■ To be done: Present each line of the records below as a numbered list, skipping any blank lines.

■ Working data:

====

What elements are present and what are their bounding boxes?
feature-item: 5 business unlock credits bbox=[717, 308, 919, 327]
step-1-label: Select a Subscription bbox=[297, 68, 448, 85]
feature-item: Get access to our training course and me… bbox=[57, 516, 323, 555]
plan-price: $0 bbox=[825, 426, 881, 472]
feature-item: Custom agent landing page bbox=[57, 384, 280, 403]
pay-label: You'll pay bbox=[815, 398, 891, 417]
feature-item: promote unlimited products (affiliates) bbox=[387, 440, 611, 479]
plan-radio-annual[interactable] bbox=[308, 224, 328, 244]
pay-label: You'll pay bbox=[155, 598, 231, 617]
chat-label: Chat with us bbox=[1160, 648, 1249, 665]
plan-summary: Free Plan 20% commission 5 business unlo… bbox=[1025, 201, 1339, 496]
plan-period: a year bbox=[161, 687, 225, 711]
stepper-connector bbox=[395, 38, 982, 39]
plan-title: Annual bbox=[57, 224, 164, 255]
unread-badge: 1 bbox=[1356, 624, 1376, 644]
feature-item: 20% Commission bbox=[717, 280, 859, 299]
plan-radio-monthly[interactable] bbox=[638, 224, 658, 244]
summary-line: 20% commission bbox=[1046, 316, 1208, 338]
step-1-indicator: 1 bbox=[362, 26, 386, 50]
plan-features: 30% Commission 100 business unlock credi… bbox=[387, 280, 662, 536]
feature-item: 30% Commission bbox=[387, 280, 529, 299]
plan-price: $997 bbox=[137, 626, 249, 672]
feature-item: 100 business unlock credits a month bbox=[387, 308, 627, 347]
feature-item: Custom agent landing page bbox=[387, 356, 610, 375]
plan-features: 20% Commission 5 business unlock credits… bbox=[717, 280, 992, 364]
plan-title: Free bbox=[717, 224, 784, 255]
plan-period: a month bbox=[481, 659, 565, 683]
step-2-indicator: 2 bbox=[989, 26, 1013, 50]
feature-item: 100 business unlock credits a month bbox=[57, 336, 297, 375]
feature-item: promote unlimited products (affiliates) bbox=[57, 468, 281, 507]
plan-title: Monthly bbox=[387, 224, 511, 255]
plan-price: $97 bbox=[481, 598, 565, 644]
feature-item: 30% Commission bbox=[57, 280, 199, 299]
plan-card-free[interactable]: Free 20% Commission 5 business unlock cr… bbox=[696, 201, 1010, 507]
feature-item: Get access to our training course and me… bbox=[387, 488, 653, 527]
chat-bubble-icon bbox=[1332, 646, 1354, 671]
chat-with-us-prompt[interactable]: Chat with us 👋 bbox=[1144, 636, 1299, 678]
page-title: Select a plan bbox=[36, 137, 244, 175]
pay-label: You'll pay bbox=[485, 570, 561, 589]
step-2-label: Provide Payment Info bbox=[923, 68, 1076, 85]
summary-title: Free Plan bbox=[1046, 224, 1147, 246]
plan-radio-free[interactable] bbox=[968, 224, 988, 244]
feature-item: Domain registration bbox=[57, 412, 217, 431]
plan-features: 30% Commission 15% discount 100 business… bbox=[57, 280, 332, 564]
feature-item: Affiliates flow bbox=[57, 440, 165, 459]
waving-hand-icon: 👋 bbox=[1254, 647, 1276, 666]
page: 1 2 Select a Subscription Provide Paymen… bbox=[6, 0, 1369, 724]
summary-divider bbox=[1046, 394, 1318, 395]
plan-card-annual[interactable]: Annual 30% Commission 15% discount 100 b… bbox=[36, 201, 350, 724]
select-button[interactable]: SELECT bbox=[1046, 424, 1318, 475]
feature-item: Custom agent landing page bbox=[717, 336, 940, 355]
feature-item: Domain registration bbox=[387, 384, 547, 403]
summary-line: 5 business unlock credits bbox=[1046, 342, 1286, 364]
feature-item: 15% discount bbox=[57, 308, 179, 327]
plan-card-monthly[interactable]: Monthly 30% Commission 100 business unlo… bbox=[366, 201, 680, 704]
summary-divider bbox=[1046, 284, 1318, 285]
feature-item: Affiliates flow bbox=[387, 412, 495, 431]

====

■ Written solution:
1. What elements are present and what are their bounding boxes?
2. feature-item: 5 business unlock credits bbox=[717, 308, 919, 327]
3. step-1-label: Select a Subscription bbox=[297, 68, 448, 85]
4. feature-item: Get access to our training course and me… bbox=[57, 516, 323, 555]
5. plan-price: $0 bbox=[825, 426, 881, 472]
6. feature-item: Custom agent landing page bbox=[57, 384, 280, 403]
7. pay-label: You'll pay bbox=[815, 398, 891, 417]
8. feature-item: promote unlimited products (affiliates) bbox=[387, 440, 611, 479]
9. plan-radio-annual[interactable] bbox=[308, 224, 328, 244]
10. pay-label: You'll pay bbox=[155, 598, 231, 617]
11. chat-label: Chat with us bbox=[1160, 648, 1249, 665]
12. plan-summary: Free Plan 20% commission 5 business unlo… bbox=[1025, 201, 1339, 496]
13. plan-period: a year bbox=[161, 687, 225, 711]
14. stepper-connector bbox=[395, 38, 982, 39]
15. plan-title: Annual bbox=[57, 224, 164, 255]
16. unread-badge: 1 bbox=[1356, 624, 1376, 644]
17. feature-item: 20% Commission bbox=[717, 280, 859, 299]
18. plan-radio-monthly[interactable] bbox=[638, 224, 658, 244]
19. summary-line: 20% commission bbox=[1046, 316, 1208, 338]
20. step-1-indicator: 1 bbox=[362, 26, 386, 50]
21. plan-features: 30% Commission 100 business unlock credi… bbox=[387, 280, 662, 536]
22. feature-item: 30% Commission bbox=[387, 280, 529, 299]
23. plan-price: $997 bbox=[137, 626, 249, 672]
24. feature-item: 100 business unlock credits a month bbox=[387, 308, 627, 347]
25. feature-item: Custom agent landing page bbox=[387, 356, 610, 375]
26. plan-features: 20% Commission 5 business unlock credits… bbox=[717, 280, 992, 364]
27. plan-title: Free bbox=[717, 224, 784, 255]
28. plan-period: a month bbox=[481, 659, 565, 683]
29. step-2-indicator: 2 bbox=[989, 26, 1013, 50]
30. feature-item: 100 business unlock credits a month bbox=[57, 336, 297, 375]
31. feature-item: promote unlimited products (affiliates) bbox=[57, 468, 281, 507]
32. plan-title: Monthly bbox=[387, 224, 511, 255]
33. plan-price: $97 bbox=[481, 598, 565, 644]
34. feature-item: 30% Commission bbox=[57, 280, 199, 299]
35. plan-card-free[interactable]: Free 20% Commission 5 business unlock cr… bbox=[696, 201, 1010, 507]
36. feature-item: Get access to our training course and me… bbox=[387, 488, 653, 527]
37. chat-bubble-icon bbox=[1332, 646, 1354, 671]
38. chat-with-us-prompt[interactable]: Chat with us 👋 bbox=[1144, 636, 1299, 678]
39. page-title: Select a plan bbox=[36, 137, 244, 175]
40. pay-label: You'll pay bbox=[485, 570, 561, 589]
41. step-2-label: Provide Payment Info bbox=[923, 68, 1076, 85]
42. summary-title: Free Plan bbox=[1046, 224, 1147, 246]
43. plan-radio-free[interactable] bbox=[968, 224, 988, 244]
44. feature-item: Domain registration bbox=[57, 412, 217, 431]
45. plan-features: 30% Commission 15% discount 100 business… bbox=[57, 280, 332, 564]
46. feature-item: Affiliates flow bbox=[57, 440, 165, 459]
47. waving-hand-icon: 👋 bbox=[1254, 647, 1276, 666]
48. page: 1 2 Select a Subscription Provide Paymen… bbox=[6, 0, 1369, 724]
49. summary-divider bbox=[1046, 394, 1318, 395]
50. plan-card-annual[interactable]: Annual 30% Commission 15% discount 100 b… bbox=[36, 201, 350, 724]
51. select-button[interactable]: SELECT bbox=[1046, 424, 1318, 475]
52. feature-item: Custom agent landing page bbox=[717, 336, 940, 355]
53. feature-item: Domain registration bbox=[387, 384, 547, 403]
54. summary-line: 5 business unlock credits bbox=[1046, 342, 1286, 364]
55. feature-item: 15% discount bbox=[57, 308, 179, 327]
56. plan-card-monthly[interactable]: Monthly 30% Commission 100 business unlo… bbox=[366, 201, 680, 704]
57. summary-divider bbox=[1046, 284, 1318, 285]
58. feature-item: Affiliates flow bbox=[387, 412, 495, 431]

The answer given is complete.